— start —

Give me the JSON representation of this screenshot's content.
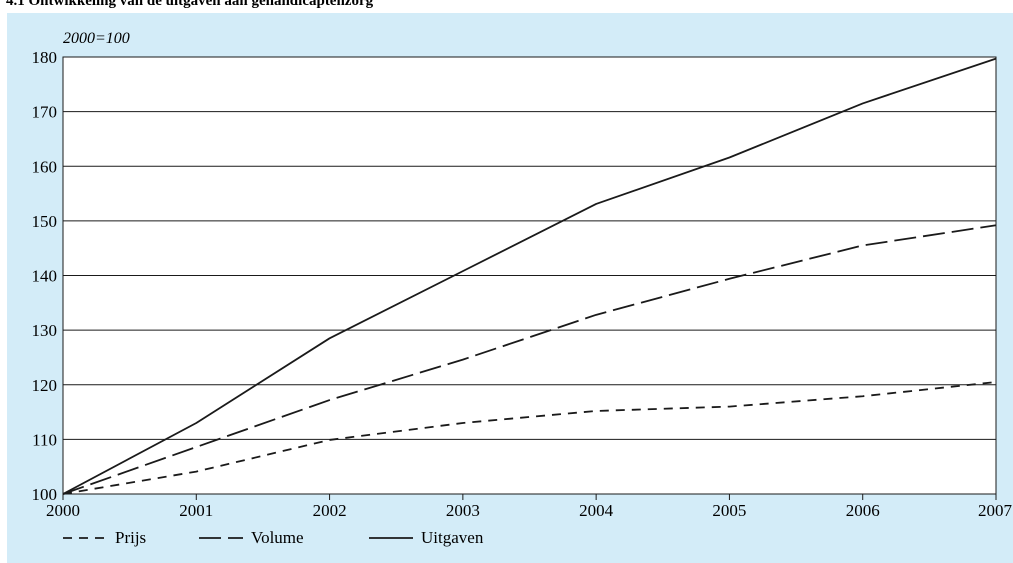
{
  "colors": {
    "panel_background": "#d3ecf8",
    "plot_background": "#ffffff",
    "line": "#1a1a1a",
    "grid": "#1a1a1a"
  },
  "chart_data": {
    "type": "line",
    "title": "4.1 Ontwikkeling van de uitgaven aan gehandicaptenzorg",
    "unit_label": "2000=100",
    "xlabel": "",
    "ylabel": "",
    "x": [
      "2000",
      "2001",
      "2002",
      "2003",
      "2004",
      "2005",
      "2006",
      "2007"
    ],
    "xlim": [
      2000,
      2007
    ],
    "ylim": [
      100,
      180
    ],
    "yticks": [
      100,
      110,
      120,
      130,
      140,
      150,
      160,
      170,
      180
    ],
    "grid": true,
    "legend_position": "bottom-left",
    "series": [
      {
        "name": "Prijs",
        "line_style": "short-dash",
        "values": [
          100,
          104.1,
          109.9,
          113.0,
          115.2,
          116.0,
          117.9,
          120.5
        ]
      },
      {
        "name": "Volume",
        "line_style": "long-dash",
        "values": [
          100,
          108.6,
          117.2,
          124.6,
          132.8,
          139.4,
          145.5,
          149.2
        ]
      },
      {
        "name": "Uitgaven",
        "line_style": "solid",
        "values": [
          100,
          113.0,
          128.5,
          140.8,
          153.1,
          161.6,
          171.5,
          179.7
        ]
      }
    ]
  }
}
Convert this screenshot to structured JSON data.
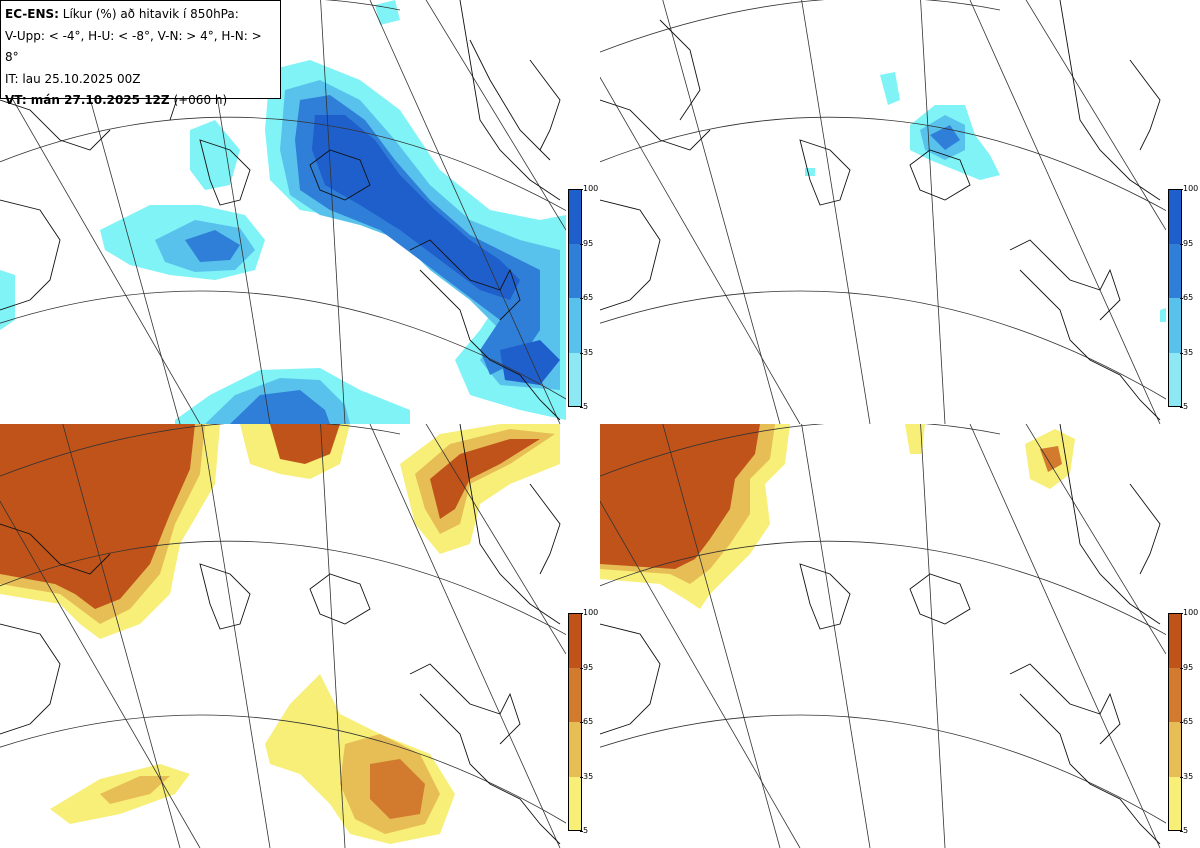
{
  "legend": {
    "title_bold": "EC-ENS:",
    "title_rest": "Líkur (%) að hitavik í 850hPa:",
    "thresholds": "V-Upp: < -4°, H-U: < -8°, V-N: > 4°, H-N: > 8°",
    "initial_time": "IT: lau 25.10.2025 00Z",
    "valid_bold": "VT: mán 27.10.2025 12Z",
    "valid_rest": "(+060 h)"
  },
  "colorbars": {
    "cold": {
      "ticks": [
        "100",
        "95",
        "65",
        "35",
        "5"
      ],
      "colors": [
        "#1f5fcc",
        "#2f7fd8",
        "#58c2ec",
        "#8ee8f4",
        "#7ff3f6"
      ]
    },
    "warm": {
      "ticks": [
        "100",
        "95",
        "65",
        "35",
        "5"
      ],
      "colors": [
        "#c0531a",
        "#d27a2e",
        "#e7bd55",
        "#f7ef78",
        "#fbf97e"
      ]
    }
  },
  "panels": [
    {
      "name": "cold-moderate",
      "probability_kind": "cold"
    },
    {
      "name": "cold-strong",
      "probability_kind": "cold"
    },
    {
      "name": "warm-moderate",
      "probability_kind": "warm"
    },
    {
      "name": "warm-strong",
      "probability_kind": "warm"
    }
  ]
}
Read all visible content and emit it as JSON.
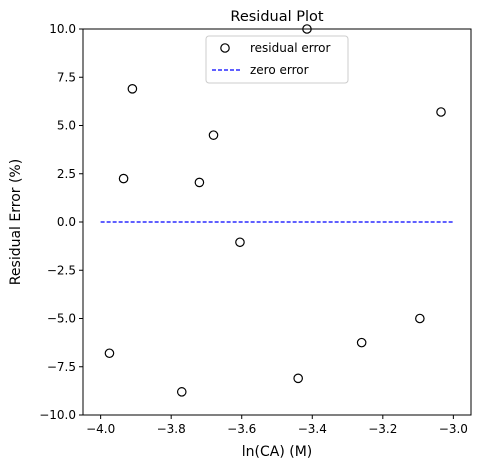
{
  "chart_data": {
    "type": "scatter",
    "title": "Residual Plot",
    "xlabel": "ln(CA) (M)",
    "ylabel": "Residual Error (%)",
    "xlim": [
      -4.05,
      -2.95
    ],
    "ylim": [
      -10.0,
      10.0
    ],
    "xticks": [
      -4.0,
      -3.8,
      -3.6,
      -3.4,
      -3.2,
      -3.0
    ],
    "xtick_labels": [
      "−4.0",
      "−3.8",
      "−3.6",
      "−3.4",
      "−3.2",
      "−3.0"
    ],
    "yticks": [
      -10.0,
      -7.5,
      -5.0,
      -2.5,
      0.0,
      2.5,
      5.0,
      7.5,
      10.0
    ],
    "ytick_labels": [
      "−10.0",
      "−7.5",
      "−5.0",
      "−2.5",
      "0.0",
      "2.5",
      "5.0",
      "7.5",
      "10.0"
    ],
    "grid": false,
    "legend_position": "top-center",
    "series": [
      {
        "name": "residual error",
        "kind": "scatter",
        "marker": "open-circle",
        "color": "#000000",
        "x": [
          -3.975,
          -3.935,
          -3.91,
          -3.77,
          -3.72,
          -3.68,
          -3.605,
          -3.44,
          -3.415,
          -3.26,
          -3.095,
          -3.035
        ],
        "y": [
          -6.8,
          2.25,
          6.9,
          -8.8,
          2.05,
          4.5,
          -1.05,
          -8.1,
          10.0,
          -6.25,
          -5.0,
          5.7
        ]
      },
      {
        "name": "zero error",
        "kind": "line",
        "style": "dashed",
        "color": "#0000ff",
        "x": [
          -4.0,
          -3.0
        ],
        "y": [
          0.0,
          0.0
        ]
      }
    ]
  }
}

— end —

* Exercise task: Quote only the lines that start at the line holding "Read all visible content and emit it as JSON." and end at the last line of the entries, including both of those lines, and omit every picture.

* Task response:
Read all visible content and emit it as JSON.
{
  "chart_data": {
    "type": "scatter",
    "title": "Residual Plot",
    "xlabel": "ln(CA) (M)",
    "ylabel": "Residual Error (%)",
    "xlim": [
      -4.05,
      -2.95
    ],
    "ylim": [
      -10.0,
      10.0
    ],
    "xticks": [
      -4.0,
      -3.8,
      -3.6,
      -3.4,
      -3.2,
      -3.0
    ],
    "xtick_labels": [
      "−4.0",
      "−3.8",
      "−3.6",
      "−3.4",
      "−3.2",
      "−3.0"
    ],
    "yticks": [
      -10.0,
      -7.5,
      -5.0,
      -2.5,
      0.0,
      2.5,
      5.0,
      7.5,
      10.0
    ],
    "ytick_labels": [
      "−10.0",
      "−7.5",
      "−5.0",
      "−2.5",
      "0.0",
      "2.5",
      "5.0",
      "7.5",
      "10.0"
    ],
    "grid": false,
    "legend_position": "top-center",
    "series": [
      {
        "name": "residual error",
        "kind": "scatter",
        "marker": "open-circle",
        "color": "#000000",
        "x": [
          -3.975,
          -3.935,
          -3.91,
          -3.77,
          -3.72,
          -3.68,
          -3.605,
          -3.44,
          -3.415,
          -3.26,
          -3.095,
          -3.035
        ],
        "y": [
          -6.8,
          2.25,
          6.9,
          -8.8,
          2.05,
          4.5,
          -1.05,
          -8.1,
          10.0,
          -6.25,
          -5.0,
          5.7
        ]
      },
      {
        "name": "zero error",
        "kind": "line",
        "style": "dashed",
        "color": "#0000ff",
        "x": [
          -4.0,
          -3.0
        ],
        "y": [
          0.0,
          0.0
        ]
      }
    ]
  }
}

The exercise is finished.